- [Task statement] Copy each line of the material below that includes the string "image".

- [Records that describe figures]
++++++++

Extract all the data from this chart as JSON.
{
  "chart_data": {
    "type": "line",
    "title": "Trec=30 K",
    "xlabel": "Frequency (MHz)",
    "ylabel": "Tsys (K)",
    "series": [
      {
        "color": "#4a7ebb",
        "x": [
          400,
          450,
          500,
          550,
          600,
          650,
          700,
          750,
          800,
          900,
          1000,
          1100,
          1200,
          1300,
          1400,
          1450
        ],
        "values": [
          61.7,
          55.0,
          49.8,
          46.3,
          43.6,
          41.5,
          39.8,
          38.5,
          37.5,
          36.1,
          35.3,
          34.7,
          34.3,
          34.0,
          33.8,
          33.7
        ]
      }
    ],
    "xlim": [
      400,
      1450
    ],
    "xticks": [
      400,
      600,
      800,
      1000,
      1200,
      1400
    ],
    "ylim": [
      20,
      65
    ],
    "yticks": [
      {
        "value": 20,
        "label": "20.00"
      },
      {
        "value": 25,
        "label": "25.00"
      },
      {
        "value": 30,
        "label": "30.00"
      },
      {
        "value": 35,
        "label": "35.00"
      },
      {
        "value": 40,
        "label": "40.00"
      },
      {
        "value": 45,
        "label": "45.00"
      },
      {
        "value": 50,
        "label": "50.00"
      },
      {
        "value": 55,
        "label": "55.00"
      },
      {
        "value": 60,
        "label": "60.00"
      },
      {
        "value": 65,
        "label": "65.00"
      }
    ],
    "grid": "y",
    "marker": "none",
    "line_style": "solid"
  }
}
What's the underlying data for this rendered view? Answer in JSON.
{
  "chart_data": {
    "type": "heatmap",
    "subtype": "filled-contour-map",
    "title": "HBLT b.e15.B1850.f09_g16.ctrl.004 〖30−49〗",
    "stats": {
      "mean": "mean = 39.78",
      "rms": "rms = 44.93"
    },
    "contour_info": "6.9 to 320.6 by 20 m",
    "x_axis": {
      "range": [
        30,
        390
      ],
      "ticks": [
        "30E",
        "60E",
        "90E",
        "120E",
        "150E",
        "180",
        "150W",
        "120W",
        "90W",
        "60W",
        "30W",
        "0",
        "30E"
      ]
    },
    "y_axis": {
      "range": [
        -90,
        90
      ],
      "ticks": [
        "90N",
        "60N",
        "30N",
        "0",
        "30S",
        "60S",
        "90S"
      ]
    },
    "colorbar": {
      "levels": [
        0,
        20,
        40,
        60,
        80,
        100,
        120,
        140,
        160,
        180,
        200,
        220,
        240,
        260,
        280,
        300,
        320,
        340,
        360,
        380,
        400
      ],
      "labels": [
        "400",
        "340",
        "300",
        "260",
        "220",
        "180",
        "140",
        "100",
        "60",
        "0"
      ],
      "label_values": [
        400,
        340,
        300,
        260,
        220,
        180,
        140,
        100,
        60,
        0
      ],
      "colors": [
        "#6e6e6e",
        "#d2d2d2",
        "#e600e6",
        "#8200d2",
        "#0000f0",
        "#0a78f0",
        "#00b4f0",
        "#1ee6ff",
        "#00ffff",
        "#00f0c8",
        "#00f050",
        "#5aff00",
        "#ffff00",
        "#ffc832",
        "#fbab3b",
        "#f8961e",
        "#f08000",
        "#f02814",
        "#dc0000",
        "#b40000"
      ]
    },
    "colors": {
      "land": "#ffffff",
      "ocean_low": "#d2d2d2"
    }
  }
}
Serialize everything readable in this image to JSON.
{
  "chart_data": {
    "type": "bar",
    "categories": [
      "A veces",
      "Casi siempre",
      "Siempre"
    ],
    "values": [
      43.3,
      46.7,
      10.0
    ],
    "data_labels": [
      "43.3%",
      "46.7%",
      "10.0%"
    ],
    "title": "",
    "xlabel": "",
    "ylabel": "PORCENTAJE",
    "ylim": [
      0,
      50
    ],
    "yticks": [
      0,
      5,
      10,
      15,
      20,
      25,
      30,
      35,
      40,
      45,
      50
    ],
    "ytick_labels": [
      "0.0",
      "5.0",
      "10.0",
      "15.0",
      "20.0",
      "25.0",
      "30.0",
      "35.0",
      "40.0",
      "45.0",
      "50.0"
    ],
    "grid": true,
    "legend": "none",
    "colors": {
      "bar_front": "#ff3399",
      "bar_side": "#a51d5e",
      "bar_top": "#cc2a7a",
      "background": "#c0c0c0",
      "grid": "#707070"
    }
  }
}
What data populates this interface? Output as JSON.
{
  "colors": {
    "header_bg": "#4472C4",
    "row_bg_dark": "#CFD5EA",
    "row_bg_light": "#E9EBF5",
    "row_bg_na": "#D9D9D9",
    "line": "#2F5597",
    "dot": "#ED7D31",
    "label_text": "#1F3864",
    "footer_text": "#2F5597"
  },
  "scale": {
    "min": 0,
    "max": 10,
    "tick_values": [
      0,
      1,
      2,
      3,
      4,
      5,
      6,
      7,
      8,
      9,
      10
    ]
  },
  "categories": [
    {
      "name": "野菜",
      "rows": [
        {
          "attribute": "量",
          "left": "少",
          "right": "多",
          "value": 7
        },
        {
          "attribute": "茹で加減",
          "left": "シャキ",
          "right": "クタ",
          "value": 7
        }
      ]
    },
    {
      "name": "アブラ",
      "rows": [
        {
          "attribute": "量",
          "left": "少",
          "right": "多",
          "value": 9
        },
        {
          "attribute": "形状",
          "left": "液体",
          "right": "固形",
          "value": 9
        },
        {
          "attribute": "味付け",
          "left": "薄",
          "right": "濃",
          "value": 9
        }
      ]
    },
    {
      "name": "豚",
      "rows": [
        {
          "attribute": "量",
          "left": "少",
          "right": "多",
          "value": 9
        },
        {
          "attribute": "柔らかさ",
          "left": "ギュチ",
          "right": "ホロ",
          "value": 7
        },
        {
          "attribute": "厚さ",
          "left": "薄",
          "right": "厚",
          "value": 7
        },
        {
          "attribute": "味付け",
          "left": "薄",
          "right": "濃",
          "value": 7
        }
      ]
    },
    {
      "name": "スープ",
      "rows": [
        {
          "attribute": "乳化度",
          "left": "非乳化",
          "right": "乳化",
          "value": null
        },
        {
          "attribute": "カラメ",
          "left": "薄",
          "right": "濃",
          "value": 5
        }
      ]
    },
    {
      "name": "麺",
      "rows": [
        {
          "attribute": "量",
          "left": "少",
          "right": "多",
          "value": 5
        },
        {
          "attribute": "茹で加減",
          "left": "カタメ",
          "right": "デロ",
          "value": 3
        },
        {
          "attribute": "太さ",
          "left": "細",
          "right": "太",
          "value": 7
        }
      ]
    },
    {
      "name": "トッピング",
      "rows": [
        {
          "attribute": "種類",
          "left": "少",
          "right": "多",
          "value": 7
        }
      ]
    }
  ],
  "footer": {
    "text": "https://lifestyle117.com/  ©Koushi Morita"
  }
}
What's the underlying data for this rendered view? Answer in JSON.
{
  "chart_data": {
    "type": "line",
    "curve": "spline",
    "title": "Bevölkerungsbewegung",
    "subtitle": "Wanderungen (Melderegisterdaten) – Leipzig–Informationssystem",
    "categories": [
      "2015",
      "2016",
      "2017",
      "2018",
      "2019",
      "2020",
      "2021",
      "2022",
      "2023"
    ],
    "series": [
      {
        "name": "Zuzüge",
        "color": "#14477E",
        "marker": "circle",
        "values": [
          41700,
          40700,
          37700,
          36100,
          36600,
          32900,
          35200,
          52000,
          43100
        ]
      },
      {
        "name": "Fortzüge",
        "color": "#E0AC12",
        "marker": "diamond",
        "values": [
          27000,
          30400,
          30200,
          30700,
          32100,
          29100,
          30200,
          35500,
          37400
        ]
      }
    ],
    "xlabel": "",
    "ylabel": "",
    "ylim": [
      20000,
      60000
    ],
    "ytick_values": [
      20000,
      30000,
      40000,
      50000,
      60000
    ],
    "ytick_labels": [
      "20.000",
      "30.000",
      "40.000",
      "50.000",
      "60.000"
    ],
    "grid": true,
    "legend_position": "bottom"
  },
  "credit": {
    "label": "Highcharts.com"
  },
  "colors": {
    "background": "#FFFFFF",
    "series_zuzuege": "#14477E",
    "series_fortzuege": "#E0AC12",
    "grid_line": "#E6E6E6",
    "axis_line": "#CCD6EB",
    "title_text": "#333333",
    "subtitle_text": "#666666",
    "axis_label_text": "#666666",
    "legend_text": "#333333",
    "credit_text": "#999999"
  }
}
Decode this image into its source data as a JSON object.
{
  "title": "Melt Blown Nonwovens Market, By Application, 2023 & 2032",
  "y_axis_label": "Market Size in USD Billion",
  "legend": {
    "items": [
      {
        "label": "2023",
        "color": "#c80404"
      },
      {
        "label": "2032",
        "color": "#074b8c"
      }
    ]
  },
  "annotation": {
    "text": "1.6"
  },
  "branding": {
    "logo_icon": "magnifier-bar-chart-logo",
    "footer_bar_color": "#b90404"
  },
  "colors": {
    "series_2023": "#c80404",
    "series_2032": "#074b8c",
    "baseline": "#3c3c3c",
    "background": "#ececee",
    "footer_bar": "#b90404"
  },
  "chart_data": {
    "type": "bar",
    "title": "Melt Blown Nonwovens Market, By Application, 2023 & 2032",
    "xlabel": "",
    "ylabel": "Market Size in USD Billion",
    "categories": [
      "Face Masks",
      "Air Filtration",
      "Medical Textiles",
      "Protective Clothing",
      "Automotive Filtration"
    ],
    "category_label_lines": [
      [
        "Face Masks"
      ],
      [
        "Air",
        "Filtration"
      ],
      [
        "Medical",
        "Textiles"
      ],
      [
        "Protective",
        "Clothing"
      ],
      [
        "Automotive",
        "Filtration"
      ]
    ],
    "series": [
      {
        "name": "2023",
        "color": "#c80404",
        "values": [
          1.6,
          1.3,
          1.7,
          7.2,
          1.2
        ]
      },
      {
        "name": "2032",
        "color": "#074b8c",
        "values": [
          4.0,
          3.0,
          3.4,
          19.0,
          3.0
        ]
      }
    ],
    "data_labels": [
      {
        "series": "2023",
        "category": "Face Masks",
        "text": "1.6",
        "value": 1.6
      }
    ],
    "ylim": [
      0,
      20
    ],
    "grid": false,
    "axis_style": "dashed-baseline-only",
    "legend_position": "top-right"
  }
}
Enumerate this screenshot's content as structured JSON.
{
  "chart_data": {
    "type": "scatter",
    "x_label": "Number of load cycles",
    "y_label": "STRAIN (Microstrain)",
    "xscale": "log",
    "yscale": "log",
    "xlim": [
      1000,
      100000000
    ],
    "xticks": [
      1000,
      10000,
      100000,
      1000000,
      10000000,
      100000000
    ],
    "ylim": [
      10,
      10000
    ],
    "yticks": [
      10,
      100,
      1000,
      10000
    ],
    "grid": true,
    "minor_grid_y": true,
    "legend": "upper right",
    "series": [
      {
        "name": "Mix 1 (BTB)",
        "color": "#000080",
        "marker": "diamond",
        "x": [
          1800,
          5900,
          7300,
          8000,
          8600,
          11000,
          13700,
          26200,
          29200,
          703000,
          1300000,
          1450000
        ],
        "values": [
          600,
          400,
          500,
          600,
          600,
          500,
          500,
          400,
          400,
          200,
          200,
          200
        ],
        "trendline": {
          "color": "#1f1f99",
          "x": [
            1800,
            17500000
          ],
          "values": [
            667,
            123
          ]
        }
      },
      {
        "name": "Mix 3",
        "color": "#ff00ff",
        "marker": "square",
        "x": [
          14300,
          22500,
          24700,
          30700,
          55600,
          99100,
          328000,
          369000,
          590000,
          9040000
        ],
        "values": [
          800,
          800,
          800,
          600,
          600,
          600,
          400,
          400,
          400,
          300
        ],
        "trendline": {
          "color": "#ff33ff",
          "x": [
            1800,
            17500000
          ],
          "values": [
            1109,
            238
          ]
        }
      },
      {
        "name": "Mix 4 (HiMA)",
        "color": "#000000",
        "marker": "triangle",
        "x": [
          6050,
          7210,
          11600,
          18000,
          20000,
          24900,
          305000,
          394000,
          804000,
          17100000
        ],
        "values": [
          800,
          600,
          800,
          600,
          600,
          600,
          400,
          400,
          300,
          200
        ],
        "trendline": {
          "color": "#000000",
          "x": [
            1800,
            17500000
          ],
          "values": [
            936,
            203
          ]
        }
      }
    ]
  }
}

++++++++

- [Reply]
Serialize everything readable in this image to JSON.
Decode this image into its source data as a JSON object.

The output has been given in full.